Work instructions —
Carry on the review of the puberty book The Guide, Period from its last sentence, writing the next few paragraphs.

Document segment —

A photograph of a tampon.

The Guide, Period: A Review

Helloflo: The Guide, Period.: The Everything Puberty Book for the Modern GirlThere are plenty of great puberty books out there for young people with vaginas. Helloflo: The Guide, Period.: The Everything Puberty Book for the Modern Girl is not one of them. Written by HelloFlo founder Naama Bloom and stamped with her company branding, The Guide, Period promises to be a fantastic addition to a pre-teen’s arsenal of body-awareness books, but it simply doesn’t deliver.

The Guide, Period opens with the declaration that, “There is no such thing as clean underwear. At least for a girl.” Yes, you read that correctly. This reviewer waited for Bloom to walk back her shocking claims with a Psyche. J/K. That’s what society wants you to believe, but trust me, your underwear are not dirty. Unfortunately, that retraction never comes.

Instead, The Guide, Period goes on to compare the production of vaginal discharge as the body’s “own personal dairy section.” Bloom claims that “[i]f you know what [vaginal discharge] is for, it can be magical,” but “[i]f you don’t, it’s shameful, confounding, embarrassing.” Her puberty book never quite gets to that magical place, however. By insinuating that the vagina-owner’s underwear is in a perpetual state of uncleanness, The Guide, Period plays into age-old hygiene myths that it does not manage to refute. Bloom’s lactose-laden comparisons haunt the rest of the book.

Exercise data —

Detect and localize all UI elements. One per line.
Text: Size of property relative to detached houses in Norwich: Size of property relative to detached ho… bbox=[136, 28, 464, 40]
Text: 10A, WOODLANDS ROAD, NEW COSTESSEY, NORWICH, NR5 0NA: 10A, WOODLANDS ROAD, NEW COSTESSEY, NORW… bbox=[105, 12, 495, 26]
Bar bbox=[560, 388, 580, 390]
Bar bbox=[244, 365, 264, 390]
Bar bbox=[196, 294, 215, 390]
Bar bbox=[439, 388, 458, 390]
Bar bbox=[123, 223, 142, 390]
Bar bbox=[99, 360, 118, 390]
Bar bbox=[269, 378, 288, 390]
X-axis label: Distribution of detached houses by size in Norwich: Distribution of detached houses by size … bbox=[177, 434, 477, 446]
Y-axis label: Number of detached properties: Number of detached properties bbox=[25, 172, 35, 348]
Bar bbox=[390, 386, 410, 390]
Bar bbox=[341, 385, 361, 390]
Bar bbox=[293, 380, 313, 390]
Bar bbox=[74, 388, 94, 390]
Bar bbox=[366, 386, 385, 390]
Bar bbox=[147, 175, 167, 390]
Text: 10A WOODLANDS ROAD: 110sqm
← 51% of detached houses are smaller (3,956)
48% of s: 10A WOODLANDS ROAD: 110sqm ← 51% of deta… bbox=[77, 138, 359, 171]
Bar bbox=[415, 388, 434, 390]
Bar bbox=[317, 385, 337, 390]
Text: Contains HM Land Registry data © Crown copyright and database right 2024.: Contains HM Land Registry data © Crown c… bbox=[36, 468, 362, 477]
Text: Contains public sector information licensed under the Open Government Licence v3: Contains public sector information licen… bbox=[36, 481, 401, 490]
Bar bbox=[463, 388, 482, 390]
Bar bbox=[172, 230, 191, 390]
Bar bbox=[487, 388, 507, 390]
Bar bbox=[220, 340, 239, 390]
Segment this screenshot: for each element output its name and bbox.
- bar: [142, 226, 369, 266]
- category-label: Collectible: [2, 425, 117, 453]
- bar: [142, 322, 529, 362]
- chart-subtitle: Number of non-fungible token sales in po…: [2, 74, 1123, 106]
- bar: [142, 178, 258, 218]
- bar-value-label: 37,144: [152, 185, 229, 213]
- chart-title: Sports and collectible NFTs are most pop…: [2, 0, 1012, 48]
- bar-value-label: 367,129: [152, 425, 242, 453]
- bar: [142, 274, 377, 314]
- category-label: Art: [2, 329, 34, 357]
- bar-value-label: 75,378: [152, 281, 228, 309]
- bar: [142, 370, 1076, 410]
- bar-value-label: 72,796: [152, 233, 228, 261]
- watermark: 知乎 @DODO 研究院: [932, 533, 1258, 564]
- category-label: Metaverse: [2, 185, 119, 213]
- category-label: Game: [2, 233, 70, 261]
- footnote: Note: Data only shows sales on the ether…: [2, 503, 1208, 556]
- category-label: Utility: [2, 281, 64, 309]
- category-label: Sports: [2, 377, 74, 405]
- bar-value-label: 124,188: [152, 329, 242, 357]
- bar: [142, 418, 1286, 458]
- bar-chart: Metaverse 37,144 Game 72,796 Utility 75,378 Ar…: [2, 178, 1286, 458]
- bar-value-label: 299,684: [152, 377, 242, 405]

Answer for this exercise —
Look, I get it. The Guide, Period wants to be “real” with young people who have vaginas, to level with them by saying, You feel pretty gross sometimes, huh? Unfortunately, it chooses to agree — Yeah, you are pretty gross. — and treat discharge as a pollutant, instead of declaring the day-to-day workings of the uterus and vagina as a process both normal and hygienic, one that is only considered dirty or soiled because of centuries of oppression.

The treatment of the vagina as “messy” — a word used frequently throughout The Guide, Period — is far from the only problem with the book. By using language that equates menstruating and having a vagina with being female, Bloom’s puberty guide leaves out trans and non-binary pre-teens in its discussion of the developing body. The Guide, Period also contains no information about the health benefits of retaining one’s pubic hair, and the inclusion of an anecdote about 16th century women shaving to avoid contracting pubic lice tips the scales in favor of hair removal. All of these flaws add up to a very disappointing book from one of the biggest names in menstrual products.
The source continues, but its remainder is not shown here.